__Source records__:
* begin *
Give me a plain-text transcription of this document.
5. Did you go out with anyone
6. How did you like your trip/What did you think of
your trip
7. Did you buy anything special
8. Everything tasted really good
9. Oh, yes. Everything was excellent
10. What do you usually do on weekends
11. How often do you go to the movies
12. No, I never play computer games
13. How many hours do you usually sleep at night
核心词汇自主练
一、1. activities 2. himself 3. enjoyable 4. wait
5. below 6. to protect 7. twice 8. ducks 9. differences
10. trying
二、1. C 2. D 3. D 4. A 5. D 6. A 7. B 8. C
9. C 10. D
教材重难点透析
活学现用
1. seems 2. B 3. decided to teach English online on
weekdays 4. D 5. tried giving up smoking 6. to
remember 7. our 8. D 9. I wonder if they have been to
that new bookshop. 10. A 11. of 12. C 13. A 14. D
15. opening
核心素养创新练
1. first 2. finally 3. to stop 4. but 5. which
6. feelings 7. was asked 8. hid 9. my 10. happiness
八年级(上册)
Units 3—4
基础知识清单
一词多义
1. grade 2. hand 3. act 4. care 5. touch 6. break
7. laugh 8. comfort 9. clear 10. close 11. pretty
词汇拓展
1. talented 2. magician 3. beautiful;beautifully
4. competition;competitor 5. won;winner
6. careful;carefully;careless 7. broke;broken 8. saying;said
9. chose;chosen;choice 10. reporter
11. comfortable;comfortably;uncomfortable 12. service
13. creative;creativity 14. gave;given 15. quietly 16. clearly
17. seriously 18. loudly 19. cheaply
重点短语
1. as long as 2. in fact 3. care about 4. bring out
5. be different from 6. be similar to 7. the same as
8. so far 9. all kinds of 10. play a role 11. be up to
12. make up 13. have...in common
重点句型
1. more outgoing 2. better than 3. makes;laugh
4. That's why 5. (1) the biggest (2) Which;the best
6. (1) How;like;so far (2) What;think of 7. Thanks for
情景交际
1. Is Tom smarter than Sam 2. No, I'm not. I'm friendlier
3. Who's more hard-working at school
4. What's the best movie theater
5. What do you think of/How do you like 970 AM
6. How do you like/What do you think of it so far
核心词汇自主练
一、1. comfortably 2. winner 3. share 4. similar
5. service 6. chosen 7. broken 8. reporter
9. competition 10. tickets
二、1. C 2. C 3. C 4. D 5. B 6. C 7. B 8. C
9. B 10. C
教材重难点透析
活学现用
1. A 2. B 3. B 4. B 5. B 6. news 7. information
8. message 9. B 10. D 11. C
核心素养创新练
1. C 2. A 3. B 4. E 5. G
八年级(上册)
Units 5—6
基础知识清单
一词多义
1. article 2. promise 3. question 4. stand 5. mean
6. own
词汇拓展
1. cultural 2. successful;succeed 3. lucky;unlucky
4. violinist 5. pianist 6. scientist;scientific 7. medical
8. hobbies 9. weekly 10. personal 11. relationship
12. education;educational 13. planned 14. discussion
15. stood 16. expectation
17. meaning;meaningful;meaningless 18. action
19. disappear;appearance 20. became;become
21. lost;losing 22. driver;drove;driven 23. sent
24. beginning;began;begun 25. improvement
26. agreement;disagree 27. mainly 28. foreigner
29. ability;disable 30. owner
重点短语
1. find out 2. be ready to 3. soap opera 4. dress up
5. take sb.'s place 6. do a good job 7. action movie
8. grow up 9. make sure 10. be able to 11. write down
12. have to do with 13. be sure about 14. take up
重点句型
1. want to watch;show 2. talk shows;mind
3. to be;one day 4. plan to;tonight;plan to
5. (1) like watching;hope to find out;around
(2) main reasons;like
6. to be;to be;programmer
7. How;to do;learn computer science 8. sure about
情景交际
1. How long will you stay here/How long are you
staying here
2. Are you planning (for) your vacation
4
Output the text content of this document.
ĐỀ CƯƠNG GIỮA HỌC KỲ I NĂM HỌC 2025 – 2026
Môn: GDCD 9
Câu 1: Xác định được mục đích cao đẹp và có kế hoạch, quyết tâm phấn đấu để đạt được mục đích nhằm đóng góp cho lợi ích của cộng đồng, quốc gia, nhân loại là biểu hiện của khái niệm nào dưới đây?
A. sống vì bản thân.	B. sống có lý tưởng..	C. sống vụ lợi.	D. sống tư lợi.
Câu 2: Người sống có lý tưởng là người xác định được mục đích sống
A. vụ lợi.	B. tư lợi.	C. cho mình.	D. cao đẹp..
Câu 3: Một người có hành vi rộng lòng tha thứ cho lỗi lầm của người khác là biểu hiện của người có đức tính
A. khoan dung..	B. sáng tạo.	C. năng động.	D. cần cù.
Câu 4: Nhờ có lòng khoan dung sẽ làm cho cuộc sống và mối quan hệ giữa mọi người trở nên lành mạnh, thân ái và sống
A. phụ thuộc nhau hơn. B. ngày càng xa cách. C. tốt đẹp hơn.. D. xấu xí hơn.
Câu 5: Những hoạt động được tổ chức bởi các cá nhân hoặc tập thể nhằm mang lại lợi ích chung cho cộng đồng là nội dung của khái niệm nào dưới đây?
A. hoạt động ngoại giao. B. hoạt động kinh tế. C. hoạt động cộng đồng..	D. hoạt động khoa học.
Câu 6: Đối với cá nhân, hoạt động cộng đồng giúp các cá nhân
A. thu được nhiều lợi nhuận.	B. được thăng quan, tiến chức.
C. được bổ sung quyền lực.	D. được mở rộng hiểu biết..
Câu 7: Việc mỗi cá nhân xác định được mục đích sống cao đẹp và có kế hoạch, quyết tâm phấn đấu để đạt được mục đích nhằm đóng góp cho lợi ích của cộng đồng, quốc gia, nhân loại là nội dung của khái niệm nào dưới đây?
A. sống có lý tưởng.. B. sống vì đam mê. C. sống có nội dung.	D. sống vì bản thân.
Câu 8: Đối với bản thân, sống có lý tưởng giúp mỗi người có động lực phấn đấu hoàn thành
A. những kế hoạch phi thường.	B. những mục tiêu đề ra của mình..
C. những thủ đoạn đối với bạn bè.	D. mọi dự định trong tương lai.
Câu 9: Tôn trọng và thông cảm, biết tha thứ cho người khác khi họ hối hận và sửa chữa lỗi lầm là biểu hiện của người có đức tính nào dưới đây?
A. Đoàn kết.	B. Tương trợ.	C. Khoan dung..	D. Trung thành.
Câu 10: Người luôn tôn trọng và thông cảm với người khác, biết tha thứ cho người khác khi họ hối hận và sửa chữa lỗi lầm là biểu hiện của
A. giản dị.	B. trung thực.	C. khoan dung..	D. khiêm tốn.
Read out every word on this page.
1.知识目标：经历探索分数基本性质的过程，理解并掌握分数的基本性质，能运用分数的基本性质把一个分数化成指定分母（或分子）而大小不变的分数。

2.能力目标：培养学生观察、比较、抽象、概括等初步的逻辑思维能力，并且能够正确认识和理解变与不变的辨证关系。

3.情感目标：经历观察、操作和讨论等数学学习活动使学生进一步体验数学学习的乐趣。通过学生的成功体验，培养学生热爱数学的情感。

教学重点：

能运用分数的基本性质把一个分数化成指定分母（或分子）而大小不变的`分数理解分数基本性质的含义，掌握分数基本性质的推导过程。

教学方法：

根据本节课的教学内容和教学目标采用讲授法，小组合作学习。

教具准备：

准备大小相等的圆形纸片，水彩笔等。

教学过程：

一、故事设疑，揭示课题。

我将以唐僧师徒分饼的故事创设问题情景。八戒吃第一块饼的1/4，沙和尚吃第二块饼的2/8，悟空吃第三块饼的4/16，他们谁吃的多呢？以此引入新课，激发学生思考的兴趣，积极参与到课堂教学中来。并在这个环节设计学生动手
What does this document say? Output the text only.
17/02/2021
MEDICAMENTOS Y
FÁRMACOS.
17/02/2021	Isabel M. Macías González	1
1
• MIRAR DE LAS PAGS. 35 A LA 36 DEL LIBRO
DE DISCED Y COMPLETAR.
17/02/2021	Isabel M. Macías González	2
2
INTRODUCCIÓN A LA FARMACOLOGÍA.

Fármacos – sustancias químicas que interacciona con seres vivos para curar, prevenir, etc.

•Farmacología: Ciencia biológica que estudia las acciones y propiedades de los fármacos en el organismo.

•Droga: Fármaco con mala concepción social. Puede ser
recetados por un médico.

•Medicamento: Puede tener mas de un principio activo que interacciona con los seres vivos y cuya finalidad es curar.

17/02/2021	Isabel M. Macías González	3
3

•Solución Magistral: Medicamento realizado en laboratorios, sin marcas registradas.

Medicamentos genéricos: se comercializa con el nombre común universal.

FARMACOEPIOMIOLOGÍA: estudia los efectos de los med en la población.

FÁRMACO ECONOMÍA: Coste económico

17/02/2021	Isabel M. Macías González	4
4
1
* end *
__The exercise__: Copy out each line in the listing that has the word "laugh".

__Task output__:
7. laugh 8. comfort 9. clear 10. close 11. pretty
1. more outgoing 2. better than 3. makes;laugh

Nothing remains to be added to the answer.